**Instruction:** Substitute "Worldwide Performance" for "Global Performance" everywhere from the line containing "upload-icon — [462, 73, 474, 85]" down to the line containing "fixed-xtick-label-start: 10 /", and write out only those lines again with nothing else changed.

**Listed records:**
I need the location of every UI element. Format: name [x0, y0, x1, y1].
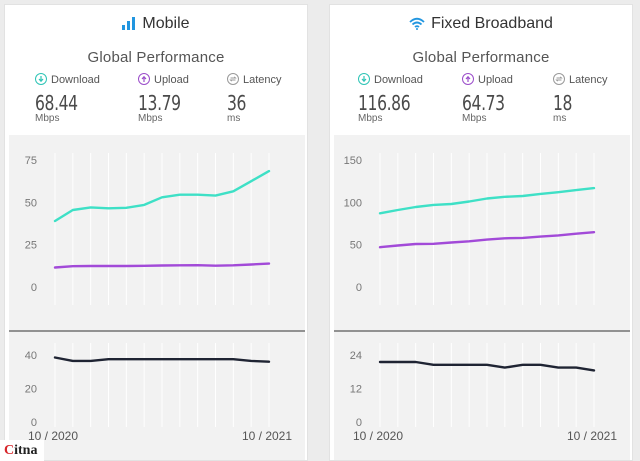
upload-icon — [462, 73, 474, 85]
mobile-panel: Mobile Global Performance Download 68.44… — [4, 4, 308, 461]
fixed-title-text: Fixed Broadband — [431, 15, 553, 32]
mobile-xtick-label-start: 10 / 2020 — [28, 429, 78, 443]
mobile-subtitle: Global Performance — [87, 49, 225, 66]
mobile-chart-area: 0 25 50 75 0 20 40 10 / 2020 10 / 2021 — [9, 135, 305, 460]
upload-label: Upload — [154, 74, 189, 86]
upload-icon — [138, 73, 150, 85]
mobile-latency-line — [53, 356, 271, 363]
mobile-top-ytick-label: 50 — [25, 197, 37, 209]
fixed-xtick-label-end: 10 / 2021 — [567, 429, 617, 443]
fixed-top-ytick-label: 100 — [344, 197, 362, 209]
mobile-download-line — [53, 169, 271, 223]
fixed-chart-area: 0 50 100 150 0 12 24 10 / 2020 10 / 2021 — [334, 135, 630, 460]
wifi-icon — [409, 17, 425, 30]
mobile-bottom-ytick-label: 0 — [31, 417, 37, 429]
fixed-download-value: 116.86 — [358, 91, 411, 115]
mobile-bottom-ytick-label: 20 — [25, 384, 37, 396]
mobile-upload-line — [53, 262, 271, 269]
mobile-xtick-label-end: 10 / 2021 — [242, 429, 292, 443]
citna-logo: Citna — [0, 440, 44, 461]
fixed-download-unit: Mbps — [358, 113, 383, 124]
fixed-xtick-label-start: 10 / 2020 — [353, 429, 403, 443]
mobile-latency-metric: Latency 36 ms — [227, 73, 282, 124]
fixed-upload-value: 64.73 — [462, 91, 505, 115]
fixed-top-ytick-label: 150 — [344, 155, 362, 167]
fixed-subtitle: Global Performance — [412, 49, 550, 66]
mobile-download-metric: Download 68.44 Mbps — [35, 73, 100, 124]
latency-icon — [553, 73, 565, 85]
fixed-latency-unit: ms — [553, 113, 567, 124]
fixed-top-ytick-label: 0 — [356, 282, 362, 294]
fixed-download-line — [378, 186, 596, 215]
mobile-latency-value: 36 — [227, 91, 247, 115]
mobile-title-text: Mobile — [142, 15, 190, 32]
fixed-latency-value: 18 — [553, 91, 573, 115]
download-label: Download — [374, 74, 423, 86]
fixed-top-ytick-label: 50 — [350, 240, 362, 252]
fixed-latency-line — [378, 360, 596, 372]
fixed-download-metric: Download 116.86 Mbps — [358, 73, 425, 124]
mobile-chart-svg: 0 25 50 75 0 20 40 10 / 2020 10 / 2021 — [9, 153, 305, 443]
latency-icon — [227, 73, 239, 85]
fixed-bottom-ytick-label: 0 — [356, 417, 362, 429]
upload-label: Upload — [478, 74, 513, 86]
fixed-upload-unit: Mbps — [462, 113, 487, 124]
fixed-chart-svg: 0 50 100 150 0 12 24 10 / 2020 10 / 2021 — [334, 153, 630, 443]
fixed-bottom-ytick-label: 12 — [350, 384, 362, 396]
fixed-latency-metric: Latency 18 ms — [553, 73, 608, 124]
fixed-panel: Fixed Broadband Global Performance Downl… — [329, 4, 633, 461]
mobile-latency-unit: ms — [227, 113, 241, 124]
mobile-bottom-ytick-label: 40 — [25, 350, 37, 362]
mobile-top-ytick-label: 25 — [25, 240, 37, 252]
mobile-download-unit: Mbps — [35, 113, 60, 124]
latency-label: Latency — [243, 74, 282, 86]
signal-bars-icon — [122, 17, 136, 30]
mobile-top-ytick-label: 75 — [25, 155, 37, 167]
mobile-upload-metric: Upload 13.79 Mbps — [138, 73, 193, 124]
mobile-upload-unit: Mbps — [138, 113, 163, 124]
latency-label: Latency — [569, 74, 608, 86]
mobile-download-value: 68.44 — [35, 91, 78, 115]
mobile-upload-value: 13.79 — [138, 91, 181, 115]
mobile-top-ytick-label: 0 — [31, 282, 37, 294]
fixed-upload-metric: Upload 64.73 Mbps — [462, 73, 517, 124]
mobile-title: Mobile — [5, 15, 307, 33]
download-label: Download — [51, 74, 100, 86]
download-icon — [35, 73, 47, 85]
fixed-upload-line — [378, 230, 596, 249]
download-icon — [358, 73, 370, 85]
fixed-bottom-ytick-label: 24 — [350, 350, 362, 362]
fixed-title: Fixed Broadband — [330, 15, 632, 33]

**Task solution:**
upload-icon — [462, 73, 474, 85]
mobile-panel: Mobile Worldwide Performance Download 68.44… — [4, 4, 308, 461]
fixed-title-text: Fixed Broadband — [431, 15, 553, 32]
mobile-xtick-label-start: 10 / 2020 — [28, 429, 78, 443]
mobile-subtitle: Worldwide Performance — [87, 49, 225, 66]
mobile-chart-area: 0 25 50 75 0 20 40 10 / 2020 10 / 2021 — [9, 135, 305, 460]
upload-label: Upload — [154, 74, 189, 86]
upload-icon — [138, 73, 150, 85]
mobile-latency-line — [53, 356, 271, 363]
mobile-top-ytick-label: 50 — [25, 197, 37, 209]
fixed-xtick-label-end: 10 / 2021 — [567, 429, 617, 443]
fixed-top-ytick-label: 100 — [344, 197, 362, 209]
mobile-download-line — [53, 169, 271, 223]
fixed-chart-area: 0 50 100 150 0 12 24 10 / 2020 10 / 2021 — [334, 135, 630, 460]
wifi-icon — [409, 17, 425, 30]
mobile-bottom-ytick-label: 0 — [31, 417, 37, 429]
fixed-download-value: 116.86 — [358, 91, 411, 115]
mobile-bottom-ytick-label: 20 — [25, 384, 37, 396]
mobile-upload-line — [53, 262, 271, 269]
mobile-xtick-label-end: 10 / 2021 — [242, 429, 292, 443]
citna-logo: Citna — [0, 440, 44, 461]
fixed-download-unit: Mbps — [358, 113, 383, 124]
fixed-xtick-label-start: 10 / 2020 — [353, 429, 403, 443]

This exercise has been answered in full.